## The task
Below are some records; retype all of them exactly.

## The input

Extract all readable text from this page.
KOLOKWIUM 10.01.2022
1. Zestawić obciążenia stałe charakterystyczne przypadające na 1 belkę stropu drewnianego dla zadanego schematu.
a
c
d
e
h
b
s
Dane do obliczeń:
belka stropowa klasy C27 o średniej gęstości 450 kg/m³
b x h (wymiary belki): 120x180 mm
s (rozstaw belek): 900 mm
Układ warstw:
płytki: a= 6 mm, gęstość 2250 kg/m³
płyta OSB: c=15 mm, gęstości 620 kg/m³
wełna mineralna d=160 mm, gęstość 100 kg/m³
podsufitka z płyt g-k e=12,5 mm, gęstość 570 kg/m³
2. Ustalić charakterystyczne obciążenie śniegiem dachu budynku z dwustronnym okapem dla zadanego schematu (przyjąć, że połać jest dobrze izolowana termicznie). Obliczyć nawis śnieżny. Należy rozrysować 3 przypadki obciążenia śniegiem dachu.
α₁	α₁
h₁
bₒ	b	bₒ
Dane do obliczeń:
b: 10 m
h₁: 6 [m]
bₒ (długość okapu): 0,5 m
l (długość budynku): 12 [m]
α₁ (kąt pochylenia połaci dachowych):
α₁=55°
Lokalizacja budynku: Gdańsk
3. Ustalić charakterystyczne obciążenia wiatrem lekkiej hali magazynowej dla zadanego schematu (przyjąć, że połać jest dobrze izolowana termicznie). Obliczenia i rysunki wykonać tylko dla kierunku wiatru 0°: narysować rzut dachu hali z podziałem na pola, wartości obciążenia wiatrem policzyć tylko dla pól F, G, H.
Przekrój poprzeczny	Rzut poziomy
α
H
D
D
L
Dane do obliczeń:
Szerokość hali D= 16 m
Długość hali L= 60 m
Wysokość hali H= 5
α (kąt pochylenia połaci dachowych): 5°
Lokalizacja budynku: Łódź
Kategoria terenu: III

## Final result
Extract all readable text from this page.
KOLOKWIUM 10.01.2022
1. Zestawić obciążenia stałe charakterystyczne przypadające na 1 belkę stropu drewnianego dla zadanego schematu.
a
c
d
e
h
b
s
Dane do obliczeń:
belka stropowa klasy C27 o średniej gęstości 450 kg/m³
b x h (wymiary belki): 120x180 mm
s (rozstaw belek): 900 mm
Układ warstw:
płytki: a= 6 mm, gęstość 2250 kg/m³
płyta OSB: c=15 mm, gęstości 620 kg/m³
wełna mineralna d=160 mm, gęstość 100 kg/m³
podsufitka z płyt g-k e=12,5 mm, gęstość 570 kg/m³
2. Ustalić charakterystyczne obciążenie śniegiem dachu budynku z dwustronnym okapem dla zadanego schematu (przyjąć, że połać jest dobrze izolowana termicznie). Obliczyć nawis śnieżny. Należy rozrysować 3 przypadki obciążenia śniegiem dachu.
α₁	α₁
h₁
bₒ	b	bₒ
Dane do obliczeń:
b: 10 m
h₁: 6 [m]
bₒ (długość okapu): 0,5 m
l (długość budynku): 12 [m]
α₁ (kąt pochylenia połaci dachowych):
α₁=55°
Lokalizacja budynku: Gdańsk
3. Ustalić charakterystyczne obciążenia wiatrem lekkiej hali magazynowej dla zadanego schematu (przyjąć, że połać jest dobrze izolowana termicznie). Obliczenia i rysunki wykonać tylko dla kierunku wiatru 0°: narysować rzut dachu hali z podziałem na pola, wartości obciążenia wiatrem policzyć tylko dla pól F, G, H.
Przekrój poprzeczny	Rzut poziomy
α
H
D
D
L
Dane do obliczeń:
Szerokość hali D= 16 m
Długość hali L= 60 m
Wysokość hali H= 5
α (kąt pochylenia połaci dachowych): 5°
Lokalizacja budynku: Łódź
Kategoria terenu: III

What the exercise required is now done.